SHORT PROBLEM: Would you copy out the whole listing exactly as given?

EXERCISE INPUTS:
******************************

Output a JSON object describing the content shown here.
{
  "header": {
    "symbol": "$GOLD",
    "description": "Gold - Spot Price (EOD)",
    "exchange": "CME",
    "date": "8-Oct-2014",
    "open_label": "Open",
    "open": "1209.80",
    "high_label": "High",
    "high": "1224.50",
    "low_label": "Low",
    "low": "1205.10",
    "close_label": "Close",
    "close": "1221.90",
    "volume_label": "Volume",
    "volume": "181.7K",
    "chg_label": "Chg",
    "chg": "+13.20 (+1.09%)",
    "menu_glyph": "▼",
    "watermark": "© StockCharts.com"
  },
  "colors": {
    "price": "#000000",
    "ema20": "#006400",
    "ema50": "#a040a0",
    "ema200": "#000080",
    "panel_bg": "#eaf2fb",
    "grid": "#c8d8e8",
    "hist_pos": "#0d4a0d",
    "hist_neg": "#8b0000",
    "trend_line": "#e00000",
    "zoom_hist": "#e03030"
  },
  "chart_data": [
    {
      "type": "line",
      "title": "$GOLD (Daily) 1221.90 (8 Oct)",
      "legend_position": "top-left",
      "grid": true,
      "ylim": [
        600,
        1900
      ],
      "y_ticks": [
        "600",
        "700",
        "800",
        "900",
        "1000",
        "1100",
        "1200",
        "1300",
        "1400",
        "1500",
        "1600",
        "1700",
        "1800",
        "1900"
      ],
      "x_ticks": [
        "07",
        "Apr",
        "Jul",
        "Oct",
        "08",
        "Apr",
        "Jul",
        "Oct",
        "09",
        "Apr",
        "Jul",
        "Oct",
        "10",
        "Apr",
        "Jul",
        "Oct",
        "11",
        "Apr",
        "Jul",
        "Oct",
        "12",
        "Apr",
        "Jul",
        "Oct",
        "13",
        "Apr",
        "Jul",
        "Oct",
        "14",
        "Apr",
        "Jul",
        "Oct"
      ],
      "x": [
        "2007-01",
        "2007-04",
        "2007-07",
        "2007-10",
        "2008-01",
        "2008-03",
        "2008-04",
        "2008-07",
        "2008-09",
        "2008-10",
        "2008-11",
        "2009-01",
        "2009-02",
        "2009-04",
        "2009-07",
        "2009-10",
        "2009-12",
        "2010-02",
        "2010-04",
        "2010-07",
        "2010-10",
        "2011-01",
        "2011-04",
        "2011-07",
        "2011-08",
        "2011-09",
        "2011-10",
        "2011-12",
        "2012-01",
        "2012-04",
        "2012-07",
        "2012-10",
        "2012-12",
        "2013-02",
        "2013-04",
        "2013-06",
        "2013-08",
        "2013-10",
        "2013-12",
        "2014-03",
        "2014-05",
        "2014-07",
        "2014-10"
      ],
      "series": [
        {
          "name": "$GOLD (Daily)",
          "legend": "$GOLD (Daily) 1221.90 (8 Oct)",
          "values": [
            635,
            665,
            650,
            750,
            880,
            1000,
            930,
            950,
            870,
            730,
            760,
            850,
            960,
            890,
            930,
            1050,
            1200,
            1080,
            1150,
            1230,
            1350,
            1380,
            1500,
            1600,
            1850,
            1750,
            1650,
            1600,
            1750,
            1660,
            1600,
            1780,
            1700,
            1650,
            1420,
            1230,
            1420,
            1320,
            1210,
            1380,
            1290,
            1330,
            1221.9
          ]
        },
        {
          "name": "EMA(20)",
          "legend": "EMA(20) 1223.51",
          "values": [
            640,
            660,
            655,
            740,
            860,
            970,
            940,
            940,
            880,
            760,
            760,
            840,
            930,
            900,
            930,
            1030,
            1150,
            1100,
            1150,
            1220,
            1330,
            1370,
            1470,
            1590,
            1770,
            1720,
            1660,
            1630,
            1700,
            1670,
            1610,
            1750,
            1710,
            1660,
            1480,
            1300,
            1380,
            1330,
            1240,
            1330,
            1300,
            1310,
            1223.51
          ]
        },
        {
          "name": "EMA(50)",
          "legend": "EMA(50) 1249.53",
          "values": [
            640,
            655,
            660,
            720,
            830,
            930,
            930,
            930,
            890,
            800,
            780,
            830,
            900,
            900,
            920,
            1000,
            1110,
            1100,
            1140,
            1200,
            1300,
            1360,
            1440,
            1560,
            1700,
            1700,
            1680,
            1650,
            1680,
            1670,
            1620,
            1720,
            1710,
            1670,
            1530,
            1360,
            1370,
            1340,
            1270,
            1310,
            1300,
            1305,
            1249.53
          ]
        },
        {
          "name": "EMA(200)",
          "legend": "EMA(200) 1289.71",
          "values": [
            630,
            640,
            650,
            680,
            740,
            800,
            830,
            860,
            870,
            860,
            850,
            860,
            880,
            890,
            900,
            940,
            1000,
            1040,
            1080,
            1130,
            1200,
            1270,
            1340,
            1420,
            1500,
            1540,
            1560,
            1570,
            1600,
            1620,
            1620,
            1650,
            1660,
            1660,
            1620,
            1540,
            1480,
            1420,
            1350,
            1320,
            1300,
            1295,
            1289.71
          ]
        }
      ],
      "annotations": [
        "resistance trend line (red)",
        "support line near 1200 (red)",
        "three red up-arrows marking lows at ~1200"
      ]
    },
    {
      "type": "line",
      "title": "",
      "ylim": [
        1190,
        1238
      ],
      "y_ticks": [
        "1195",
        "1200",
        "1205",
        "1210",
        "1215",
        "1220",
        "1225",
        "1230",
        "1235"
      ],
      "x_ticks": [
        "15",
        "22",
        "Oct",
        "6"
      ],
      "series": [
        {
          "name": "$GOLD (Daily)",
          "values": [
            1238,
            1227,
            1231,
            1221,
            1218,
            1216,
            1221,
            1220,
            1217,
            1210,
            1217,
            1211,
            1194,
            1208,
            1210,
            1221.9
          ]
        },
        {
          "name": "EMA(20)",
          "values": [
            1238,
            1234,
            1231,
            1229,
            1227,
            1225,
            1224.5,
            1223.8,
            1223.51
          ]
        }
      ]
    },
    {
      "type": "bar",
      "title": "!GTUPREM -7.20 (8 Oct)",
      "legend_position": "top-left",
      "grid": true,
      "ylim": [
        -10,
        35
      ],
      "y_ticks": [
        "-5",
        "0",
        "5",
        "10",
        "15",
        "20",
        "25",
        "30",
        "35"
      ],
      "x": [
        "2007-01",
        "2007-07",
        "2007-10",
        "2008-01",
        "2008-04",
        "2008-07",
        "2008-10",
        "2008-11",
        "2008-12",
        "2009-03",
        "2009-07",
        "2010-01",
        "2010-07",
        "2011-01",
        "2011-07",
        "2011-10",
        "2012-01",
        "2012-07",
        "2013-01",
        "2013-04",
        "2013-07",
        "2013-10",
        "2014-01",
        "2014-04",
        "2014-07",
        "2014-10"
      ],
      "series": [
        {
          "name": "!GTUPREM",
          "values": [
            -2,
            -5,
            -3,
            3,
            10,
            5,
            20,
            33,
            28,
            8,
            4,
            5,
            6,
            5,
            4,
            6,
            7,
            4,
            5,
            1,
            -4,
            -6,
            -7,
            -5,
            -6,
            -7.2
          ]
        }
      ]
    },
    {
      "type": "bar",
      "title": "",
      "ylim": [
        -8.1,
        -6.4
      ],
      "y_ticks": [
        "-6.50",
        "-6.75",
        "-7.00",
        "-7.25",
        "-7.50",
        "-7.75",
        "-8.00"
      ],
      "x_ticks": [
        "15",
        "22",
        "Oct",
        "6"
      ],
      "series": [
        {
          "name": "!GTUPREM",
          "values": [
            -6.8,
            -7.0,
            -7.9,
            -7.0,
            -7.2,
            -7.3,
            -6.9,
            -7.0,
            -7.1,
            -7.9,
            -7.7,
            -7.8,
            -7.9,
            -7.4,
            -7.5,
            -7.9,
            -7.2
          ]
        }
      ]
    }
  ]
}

******************************

FINAL ANSWER:
Output a JSON object describing the content shown here.
{
  "header": {
    "symbol": "$GOLD",
    "description": "Gold - Spot Price (EOD)",
    "exchange": "CME",
    "date": "8-Oct-2014",
    "open_label": "Open",
    "open": "1209.80",
    "high_label": "High",
    "high": "1224.50",
    "low_label": "Low",
    "low": "1205.10",
    "close_label": "Close",
    "close": "1221.90",
    "volume_label": "Volume",
    "volume": "181.7K",
    "chg_label": "Chg",
    "chg": "+13.20 (+1.09%)",
    "menu_glyph": "▼",
    "watermark": "© StockCharts.com"
  },
  "colors": {
    "price": "#000000",
    "ema20": "#006400",
    "ema50": "#a040a0",
    "ema200": "#000080",
    "panel_bg": "#eaf2fb",
    "grid": "#c8d8e8",
    "hist_pos": "#0d4a0d",
    "hist_neg": "#8b0000",
    "trend_line": "#e00000",
    "zoom_hist": "#e03030"
  },
  "chart_data": [
    {
      "type": "line",
      "title": "$GOLD (Daily) 1221.90 (8 Oct)",
      "legend_position": "top-left",
      "grid": true,
      "ylim": [
        600,
        1900
      ],
      "y_ticks": [
        "600",
        "700",
        "800",
        "900",
        "1000",
        "1100",
        "1200",
        "1300",
        "1400",
        "1500",
        "1600",
        "1700",
        "1800",
        "1900"
      ],
      "x_ticks": [
        "07",
        "Apr",
        "Jul",
        "Oct",
        "08",
        "Apr",
        "Jul",
        "Oct",
        "09",
        "Apr",
        "Jul",
        "Oct",
        "10",
        "Apr",
        "Jul",
        "Oct",
        "11",
        "Apr",
        "Jul",
        "Oct",
        "12",
        "Apr",
        "Jul",
        "Oct",
        "13",
        "Apr",
        "Jul",
        "Oct",
        "14",
        "Apr",
        "Jul",
        "Oct"
      ],
      "x": [
        "2007-01",
        "2007-04",
        "2007-07",
        "2007-10",
        "2008-01",
        "2008-03",
        "2008-04",
        "2008-07",
        "2008-09",
        "2008-10",
        "2008-11",
        "2009-01",
        "2009-02",
        "2009-04",
        "2009-07",
        "2009-10",
        "2009-12",
        "2010-02",
        "2010-04",
        "2010-07",
        "2010-10",
        "2011-01",
        "2011-04",
        "2011-07",
        "2011-08",
        "2011-09",
        "2011-10",
        "2011-12",
        "2012-01",
        "2012-04",
        "2012-07",
        "2012-10",
        "2012-12",
        "2013-02",
        "2013-04",
        "2013-06",
        "2013-08",
        "2013-10",
        "2013-12",
        "2014-03",
        "2014-05",
        "2014-07",
        "2014-10"
      ],
      "series": [
        {
          "name": "$GOLD (Daily)",
          "legend": "$GOLD (Daily) 1221.90 (8 Oct)",
          "values": [
            635,
            665,
            650,
            750,
            880,
            1000,
            930,
            950,
            870,
            730,
            760,
            850,
            960,
            890,
            930,
            1050,
            1200,
            1080,
            1150,
            1230,
            1350,
            1380,
            1500,
            1600,
            1850,
            1750,
            1650,
            1600,
            1750,
            1660,
            1600,
            1780,
            1700,
            1650,
            1420,
            1230,
            1420,
            1320,
            1210,
            1380,
            1290,
            1330,
            1221.9
          ]
        },
        {
          "name": "EMA(20)",
          "legend": "EMA(20) 1223.51",
          "values": [
            640,
            660,
            655,
            740,
            860,
            970,
            940,
            940,
            880,
            760,
            760,
            840,
            930,
            900,
            930,
            1030,
            1150,
            1100,
            1150,
            1220,
            1330,
            1370,
            1470,
            1590,
            1770,
            1720,
            1660,
            1630,
            1700,
            1670,
            1610,
            1750,
            1710,
            1660,
            1480,
            1300,
            1380,
            1330,
            1240,
            1330,
            1300,
            1310,
            1223.51
          ]
        },
        {
          "name": "EMA(50)",
          "legend": "EMA(50) 1249.53",
          "values": [
            640,
            655,
            660,
            720,
            830,
            930,
            930,
            930,
            890,
            800,
            780,
            830,
            900,
            900,
            920,
            1000,
            1110,
            1100,
            1140,
            1200,
            1300,
            1360,
            1440,
            1560,
            1700,
            1700,
            1680,
            1650,
            1680,
            1670,
            1620,
            1720,
            1710,
            1670,
            1530,
            1360,
            1370,
            1340,
            1270,
            1310,
            1300,
            1305,
            1249.53
          ]
        },
        {
          "name": "EMA(200)",
          "legend": "EMA(200) 1289.71",
          "values": [
            630,
            640,
            650,
            680,
            740,
            800,
            830,
            860,
            870,
            860,
            850,
            860,
            880,
            890,
            900,
            940,
            1000,
            1040,
            1080,
            1130,
            1200,
            1270,
            1340,
            1420,
            1500,
            1540,
            1560,
            1570,
            1600,
            1620,
            1620,
            1650,
            1660,
            1660,
            1620,
            1540,
            1480,
            1420,
            1350,
            1320,
            1300,
            1295,
            1289.71
          ]
        }
      ],
      "annotations": [
        "resistance trend line (red)",
        "support line near 1200 (red)",
        "three red up-arrows marking lows at ~1200"
      ]
    },
    {
      "type": "line",
      "title": "",
      "ylim": [
        1190,
        1238
      ],
      "y_ticks": [
        "1195",
        "1200",
        "1205",
        "1210",
        "1215",
        "1220",
        "1225",
        "1230",
        "1235"
      ],
      "x_ticks": [
        "15",
        "22",
        "Oct",
        "6"
      ],
      "series": [
        {
          "name": "$GOLD (Daily)",
          "values": [
            1238,
            1227,
            1231,
            1221,
            1218,
            1216,
            1221,
            1220,
            1217,
            1210,
            1217,
            1211,
            1194,
            1208,
            1210,
            1221.9
          ]
        },
        {
          "name": "EMA(20)",
          "values": [
            1238,
            1234,
            1231,
            1229,
            1227,
            1225,
            1224.5,
            1223.8,
            1223.51
          ]
        }
      ]
    },
    {
      "type": "bar",
      "title": "!GTUPREM -7.20 (8 Oct)",
      "legend_position": "top-left",
      "grid": true,
      "ylim": [
        -10,
        35
      ],
      "y_ticks": [
        "-5",
        "0",
        "5",
        "10",
        "15",
        "20",
        "25",
        "30",
        "35"
      ],
      "x": [
        "2007-01",
        "2007-07",
        "2007-10",
        "2008-01",
        "2008-04",
        "2008-07",
        "2008-10",
        "2008-11",
        "2008-12",
        "2009-03",
        "2009-07",
        "2010-01",
        "2010-07",
        "2011-01",
        "2011-07",
        "2011-10",
        "2012-01",
        "2012-07",
        "2013-01",
        "2013-04",
        "2013-07",
        "2013-10",
        "2014-01",
        "2014-04",
        "2014-07",
        "2014-10"
      ],
      "series": [
        {
          "name": "!GTUPREM",
          "values": [
            -2,
            -5,
            -3,
            3,
            10,
            5,
            20,
            33,
            28,
            8,
            4,
            5,
            6,
            5,
            4,
            6,
            7,
            4,
            5,
            1,
            -4,
            -6,
            -7,
            -5,
            -6,
            -7.2
          ]
        }
      ]
    },
    {
      "type": "bar",
      "title": "",
      "ylim": [
        -8.1,
        -6.4
      ],
      "y_ticks": [
        "-6.50",
        "-6.75",
        "-7.00",
        "-7.25",
        "-7.50",
        "-7.75",
        "-8.00"
      ],
      "x_ticks": [
        "15",
        "22",
        "Oct",
        "6"
      ],
      "series": [
        {
          "name": "!GTUPREM",
          "values": [
            -6.8,
            -7.0,
            -7.9,
            -7.0,
            -7.2,
            -7.3,
            -6.9,
            -7.0,
            -7.1,
            -7.9,
            -7.7,
            -7.8,
            -7.9,
            -7.4,
            -7.5,
            -7.9,
            -7.2
          ]
        }
      ]
    }
  ]
}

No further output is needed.